### YOUR TASK
Report every line in the listing below where the string "JSON" shows up.

[START RECORDS SUPPLIED]

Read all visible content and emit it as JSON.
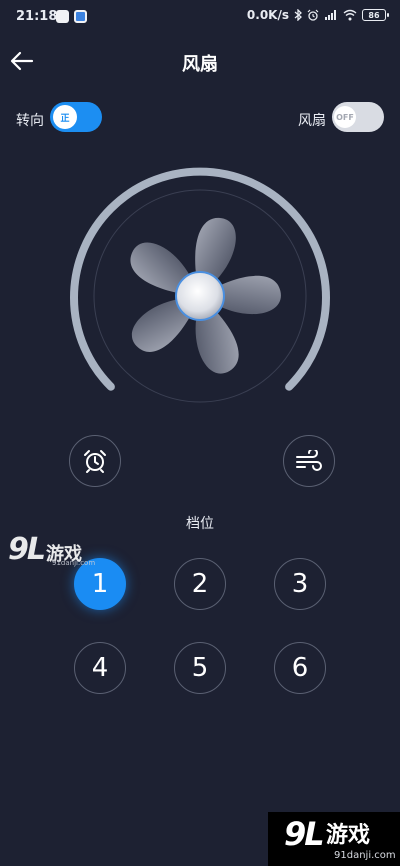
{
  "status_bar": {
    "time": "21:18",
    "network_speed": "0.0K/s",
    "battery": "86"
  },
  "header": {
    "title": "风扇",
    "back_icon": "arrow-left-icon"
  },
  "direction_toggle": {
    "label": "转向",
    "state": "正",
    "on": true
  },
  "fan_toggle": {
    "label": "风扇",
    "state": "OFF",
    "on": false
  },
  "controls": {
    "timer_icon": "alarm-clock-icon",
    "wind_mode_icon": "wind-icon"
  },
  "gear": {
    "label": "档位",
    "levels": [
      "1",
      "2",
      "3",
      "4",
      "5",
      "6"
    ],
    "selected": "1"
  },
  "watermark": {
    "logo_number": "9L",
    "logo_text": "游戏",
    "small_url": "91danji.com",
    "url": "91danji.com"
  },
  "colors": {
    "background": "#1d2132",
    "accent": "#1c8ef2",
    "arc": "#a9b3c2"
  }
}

[END RECORDS SUPPLIED]
[START RECORDS SUPPLIED]

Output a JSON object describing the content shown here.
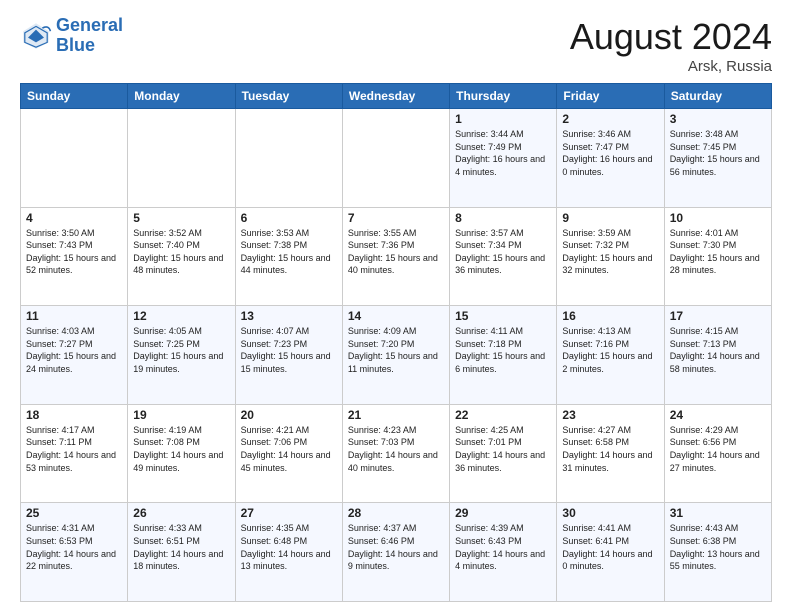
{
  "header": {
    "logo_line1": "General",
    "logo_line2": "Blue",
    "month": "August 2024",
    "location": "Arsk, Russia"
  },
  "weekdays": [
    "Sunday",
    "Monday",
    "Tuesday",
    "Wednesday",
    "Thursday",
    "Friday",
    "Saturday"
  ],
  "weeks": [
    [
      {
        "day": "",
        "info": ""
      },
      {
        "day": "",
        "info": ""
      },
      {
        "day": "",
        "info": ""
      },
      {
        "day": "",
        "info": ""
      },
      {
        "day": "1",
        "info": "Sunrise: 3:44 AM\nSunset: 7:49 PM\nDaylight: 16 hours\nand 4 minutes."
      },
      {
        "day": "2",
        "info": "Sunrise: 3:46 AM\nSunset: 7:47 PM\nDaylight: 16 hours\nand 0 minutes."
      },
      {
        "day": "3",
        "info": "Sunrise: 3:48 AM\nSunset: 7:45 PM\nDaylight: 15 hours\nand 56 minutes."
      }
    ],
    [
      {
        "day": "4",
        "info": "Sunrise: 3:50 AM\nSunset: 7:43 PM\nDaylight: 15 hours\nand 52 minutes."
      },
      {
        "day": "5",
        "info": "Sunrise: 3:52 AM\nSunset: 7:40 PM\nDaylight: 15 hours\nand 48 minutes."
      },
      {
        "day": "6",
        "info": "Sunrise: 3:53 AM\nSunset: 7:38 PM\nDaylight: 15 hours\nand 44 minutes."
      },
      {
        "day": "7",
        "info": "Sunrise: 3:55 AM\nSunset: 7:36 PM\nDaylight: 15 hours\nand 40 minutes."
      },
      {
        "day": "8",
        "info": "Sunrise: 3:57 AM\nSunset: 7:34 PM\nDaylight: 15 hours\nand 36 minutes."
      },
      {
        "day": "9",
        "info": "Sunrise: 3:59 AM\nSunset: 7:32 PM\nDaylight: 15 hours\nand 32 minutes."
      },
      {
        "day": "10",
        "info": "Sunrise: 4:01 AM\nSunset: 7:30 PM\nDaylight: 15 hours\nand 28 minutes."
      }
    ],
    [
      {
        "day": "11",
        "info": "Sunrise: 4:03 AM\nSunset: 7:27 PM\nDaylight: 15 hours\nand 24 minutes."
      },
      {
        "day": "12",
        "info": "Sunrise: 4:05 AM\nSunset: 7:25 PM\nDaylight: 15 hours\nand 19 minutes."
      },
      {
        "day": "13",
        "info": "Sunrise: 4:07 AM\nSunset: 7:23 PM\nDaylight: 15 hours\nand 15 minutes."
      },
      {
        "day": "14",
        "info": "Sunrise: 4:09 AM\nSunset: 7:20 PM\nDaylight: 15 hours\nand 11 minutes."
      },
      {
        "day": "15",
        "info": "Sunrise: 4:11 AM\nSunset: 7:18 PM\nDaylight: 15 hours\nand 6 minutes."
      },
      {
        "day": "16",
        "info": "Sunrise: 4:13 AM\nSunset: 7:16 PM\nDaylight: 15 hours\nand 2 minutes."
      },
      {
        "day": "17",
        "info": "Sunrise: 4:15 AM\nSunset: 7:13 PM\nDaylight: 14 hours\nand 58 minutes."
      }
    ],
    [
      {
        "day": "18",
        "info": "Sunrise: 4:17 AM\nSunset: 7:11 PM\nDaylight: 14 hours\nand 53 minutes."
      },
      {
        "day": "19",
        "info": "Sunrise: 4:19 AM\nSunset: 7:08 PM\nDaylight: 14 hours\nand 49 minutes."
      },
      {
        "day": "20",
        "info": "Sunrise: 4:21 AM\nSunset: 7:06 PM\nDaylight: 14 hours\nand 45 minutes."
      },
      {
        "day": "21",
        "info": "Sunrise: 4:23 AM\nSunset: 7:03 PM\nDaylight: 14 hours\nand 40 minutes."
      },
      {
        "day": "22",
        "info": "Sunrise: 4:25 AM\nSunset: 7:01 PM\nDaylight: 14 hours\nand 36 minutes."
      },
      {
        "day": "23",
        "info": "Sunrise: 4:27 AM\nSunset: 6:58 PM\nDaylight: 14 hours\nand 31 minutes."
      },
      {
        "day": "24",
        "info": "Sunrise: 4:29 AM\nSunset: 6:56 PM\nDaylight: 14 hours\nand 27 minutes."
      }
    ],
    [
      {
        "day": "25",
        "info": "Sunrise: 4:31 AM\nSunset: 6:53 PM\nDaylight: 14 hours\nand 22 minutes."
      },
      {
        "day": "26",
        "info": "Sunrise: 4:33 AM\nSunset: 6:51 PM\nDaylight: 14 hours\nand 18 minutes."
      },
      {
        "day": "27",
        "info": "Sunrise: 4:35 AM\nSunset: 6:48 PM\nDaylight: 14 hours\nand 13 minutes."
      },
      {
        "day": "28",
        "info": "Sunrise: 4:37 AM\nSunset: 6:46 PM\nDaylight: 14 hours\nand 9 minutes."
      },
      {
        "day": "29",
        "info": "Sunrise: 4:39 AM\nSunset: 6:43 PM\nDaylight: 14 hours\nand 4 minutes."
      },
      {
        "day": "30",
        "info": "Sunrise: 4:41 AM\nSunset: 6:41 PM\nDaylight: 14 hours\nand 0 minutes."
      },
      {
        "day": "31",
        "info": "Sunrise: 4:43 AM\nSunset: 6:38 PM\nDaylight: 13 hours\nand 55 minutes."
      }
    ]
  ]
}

[END RECORDS SUPPLIED]

### FULL SOLUTION
Read all visible content and emit it as JSON.
Output a JSON object describing the content shown here.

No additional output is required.